*TASK GOAL:*
From the listing that follows, extract every line and set it down unaltered.

───

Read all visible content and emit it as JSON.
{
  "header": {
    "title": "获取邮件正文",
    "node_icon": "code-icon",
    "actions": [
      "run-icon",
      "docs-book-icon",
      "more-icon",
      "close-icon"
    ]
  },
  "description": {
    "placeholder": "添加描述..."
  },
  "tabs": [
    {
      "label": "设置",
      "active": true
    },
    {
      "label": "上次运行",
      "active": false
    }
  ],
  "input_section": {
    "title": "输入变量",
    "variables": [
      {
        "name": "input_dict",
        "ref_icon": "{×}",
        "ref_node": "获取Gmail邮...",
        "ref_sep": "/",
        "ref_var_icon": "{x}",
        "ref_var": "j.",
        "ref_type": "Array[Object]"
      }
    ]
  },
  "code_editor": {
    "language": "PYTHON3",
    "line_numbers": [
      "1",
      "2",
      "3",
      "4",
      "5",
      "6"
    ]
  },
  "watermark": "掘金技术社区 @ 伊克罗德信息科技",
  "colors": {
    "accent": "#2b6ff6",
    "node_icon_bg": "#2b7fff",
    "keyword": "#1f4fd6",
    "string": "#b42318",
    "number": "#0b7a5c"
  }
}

───

*PROBLEM SOLUTION:*
Read all visible content and emit it as JSON.
{
  "header": {
    "title": "获取邮件正文",
    "node_icon": "code-icon",
    "actions": [
      "run-icon",
      "docs-book-icon",
      "more-icon",
      "close-icon"
    ]
  },
  "description": {
    "placeholder": "添加描述..."
  },
  "tabs": [
    {
      "label": "设置",
      "active": true
    },
    {
      "label": "上次运行",
      "active": false
    }
  ],
  "input_section": {
    "title": "输入变量",
    "variables": [
      {
        "name": "input_dict",
        "ref_icon": "{×}",
        "ref_node": "获取Gmail邮...",
        "ref_sep": "/",
        "ref_var_icon": "{x}",
        "ref_var": "j.",
        "ref_type": "Array[Object]"
      }
    ]
  },
  "code_editor": {
    "language": "PYTHON3",
    "line_numbers": [
      "1",
      "2",
      "3",
      "4",
      "5",
      "6"
    ]
  },
  "watermark": "掘金技术社区 @ 伊克罗德信息科技",
  "colors": {
    "accent": "#2b6ff6",
    "node_icon_bg": "#2b7fff",
    "keyword": "#1f4fd6",
    "string": "#b42318",
    "number": "#0b7a5c"
  }
}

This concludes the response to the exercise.